(Dataset listings of figures)
— Start —

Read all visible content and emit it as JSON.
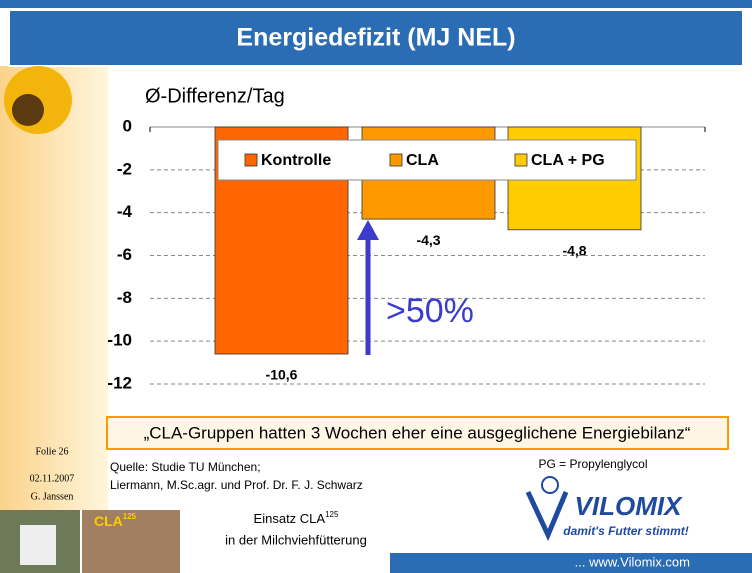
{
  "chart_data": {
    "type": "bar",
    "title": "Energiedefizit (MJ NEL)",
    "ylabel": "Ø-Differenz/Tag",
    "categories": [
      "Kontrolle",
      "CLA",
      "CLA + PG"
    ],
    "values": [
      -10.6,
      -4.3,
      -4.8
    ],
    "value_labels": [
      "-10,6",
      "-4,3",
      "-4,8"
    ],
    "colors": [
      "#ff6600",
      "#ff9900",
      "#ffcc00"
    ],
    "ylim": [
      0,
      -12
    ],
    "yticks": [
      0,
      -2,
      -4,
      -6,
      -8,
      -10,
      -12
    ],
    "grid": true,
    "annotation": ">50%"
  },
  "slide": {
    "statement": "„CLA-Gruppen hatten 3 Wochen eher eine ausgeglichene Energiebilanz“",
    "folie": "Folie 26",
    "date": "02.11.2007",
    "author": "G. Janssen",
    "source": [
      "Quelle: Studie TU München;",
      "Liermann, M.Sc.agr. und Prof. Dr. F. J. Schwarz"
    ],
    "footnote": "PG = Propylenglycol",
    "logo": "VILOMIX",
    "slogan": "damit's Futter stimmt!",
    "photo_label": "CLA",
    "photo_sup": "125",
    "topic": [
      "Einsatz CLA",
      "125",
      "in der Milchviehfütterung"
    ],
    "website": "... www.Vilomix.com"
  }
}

— End —
— Start —

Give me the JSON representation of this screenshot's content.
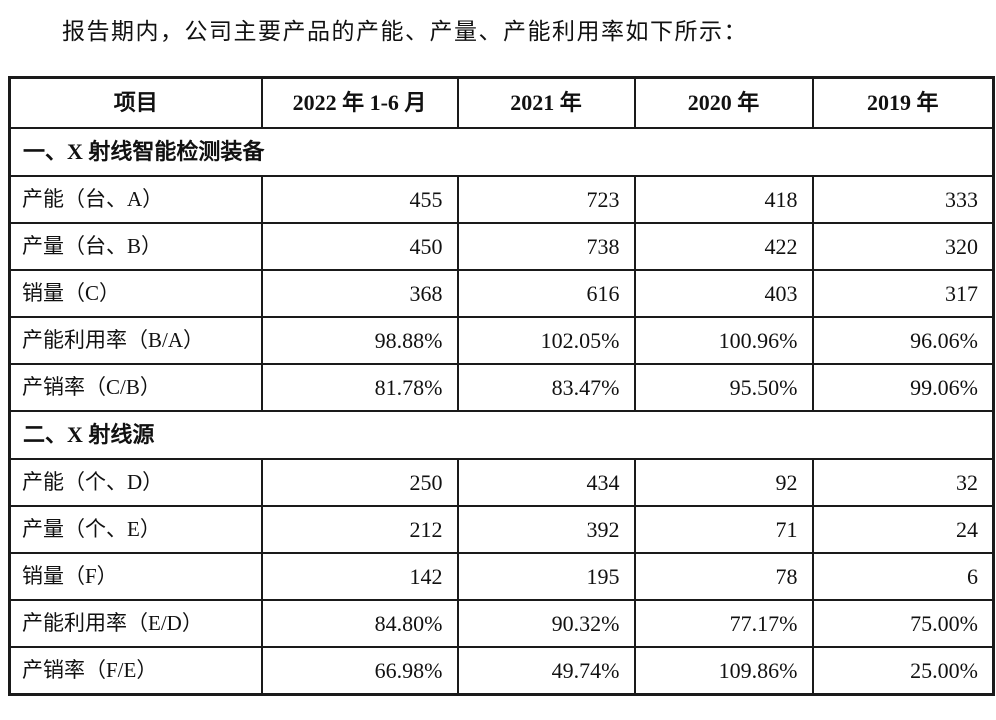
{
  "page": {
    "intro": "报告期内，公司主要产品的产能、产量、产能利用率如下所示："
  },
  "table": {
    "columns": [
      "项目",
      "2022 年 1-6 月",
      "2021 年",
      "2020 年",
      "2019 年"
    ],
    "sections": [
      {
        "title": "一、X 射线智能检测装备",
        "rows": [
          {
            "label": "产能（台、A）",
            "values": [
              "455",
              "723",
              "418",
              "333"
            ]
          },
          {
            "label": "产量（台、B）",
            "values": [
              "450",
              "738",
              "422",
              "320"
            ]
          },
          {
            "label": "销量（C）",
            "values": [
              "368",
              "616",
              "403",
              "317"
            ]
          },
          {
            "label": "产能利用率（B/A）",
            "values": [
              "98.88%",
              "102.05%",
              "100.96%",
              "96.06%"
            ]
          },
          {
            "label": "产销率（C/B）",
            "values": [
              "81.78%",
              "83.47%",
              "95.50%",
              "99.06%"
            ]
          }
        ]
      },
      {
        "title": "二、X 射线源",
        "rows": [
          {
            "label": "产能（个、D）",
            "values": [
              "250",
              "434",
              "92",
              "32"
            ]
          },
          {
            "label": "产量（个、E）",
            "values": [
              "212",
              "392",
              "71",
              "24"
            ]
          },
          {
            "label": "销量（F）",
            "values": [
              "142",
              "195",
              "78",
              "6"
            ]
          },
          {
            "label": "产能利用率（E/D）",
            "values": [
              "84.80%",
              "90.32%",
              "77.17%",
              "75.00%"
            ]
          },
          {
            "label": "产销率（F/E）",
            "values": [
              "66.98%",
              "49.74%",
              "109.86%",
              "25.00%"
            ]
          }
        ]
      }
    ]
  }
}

— End —
— Start —

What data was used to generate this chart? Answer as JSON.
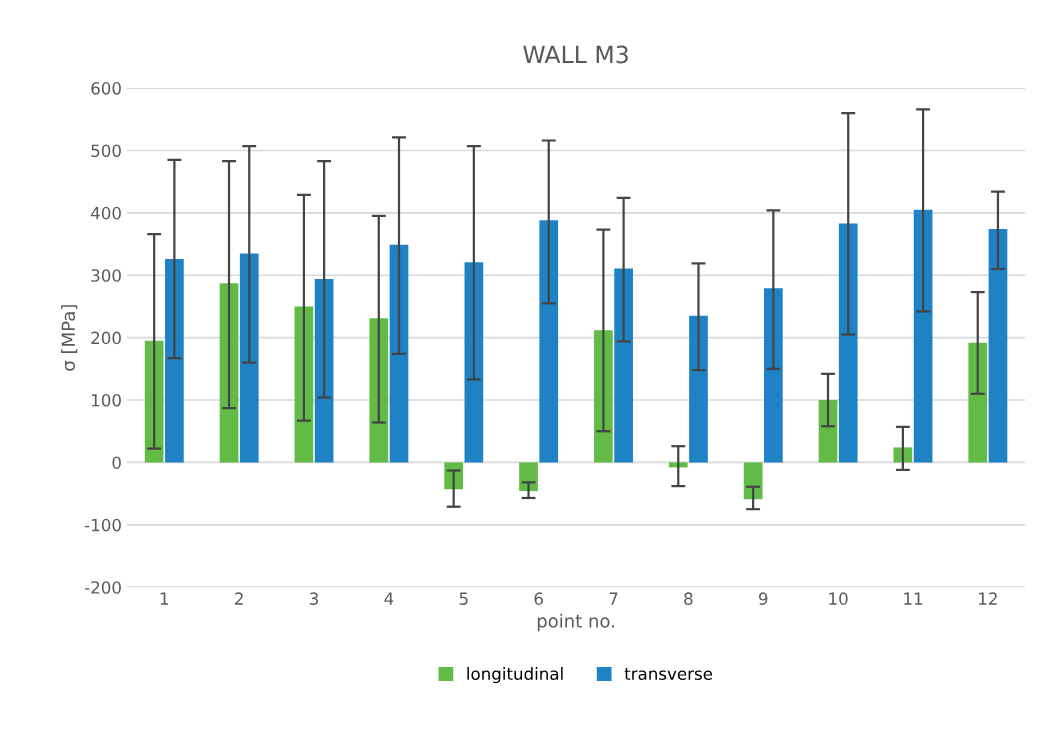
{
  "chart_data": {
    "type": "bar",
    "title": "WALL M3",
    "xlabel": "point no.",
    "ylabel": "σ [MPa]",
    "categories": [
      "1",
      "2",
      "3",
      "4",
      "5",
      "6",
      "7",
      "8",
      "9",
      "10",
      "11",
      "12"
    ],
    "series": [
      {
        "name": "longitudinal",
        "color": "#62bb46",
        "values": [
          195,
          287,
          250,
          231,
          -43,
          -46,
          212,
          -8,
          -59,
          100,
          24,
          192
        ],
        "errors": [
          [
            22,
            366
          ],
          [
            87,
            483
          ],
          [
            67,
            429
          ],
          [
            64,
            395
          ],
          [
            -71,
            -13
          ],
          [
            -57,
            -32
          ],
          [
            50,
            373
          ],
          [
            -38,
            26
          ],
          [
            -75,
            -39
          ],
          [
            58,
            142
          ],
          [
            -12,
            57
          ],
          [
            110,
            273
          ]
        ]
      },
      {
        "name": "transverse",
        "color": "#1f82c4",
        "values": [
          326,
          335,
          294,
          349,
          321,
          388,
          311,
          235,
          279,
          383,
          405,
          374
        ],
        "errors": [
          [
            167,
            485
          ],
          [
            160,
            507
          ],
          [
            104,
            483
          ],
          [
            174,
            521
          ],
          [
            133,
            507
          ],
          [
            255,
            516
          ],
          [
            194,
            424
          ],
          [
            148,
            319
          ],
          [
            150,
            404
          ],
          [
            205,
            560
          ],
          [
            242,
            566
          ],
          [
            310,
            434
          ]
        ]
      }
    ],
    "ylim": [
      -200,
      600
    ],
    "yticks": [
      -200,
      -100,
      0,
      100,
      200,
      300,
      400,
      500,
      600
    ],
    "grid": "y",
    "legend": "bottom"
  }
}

— End —

Show all lines from the listing above in which "title" appears.

    "title": "Energiedefizit (MJ NEL)",
        "title": "一、X 射线智能检测装备",
        "title": "二、X 射线源",
    "title": "WALL M3",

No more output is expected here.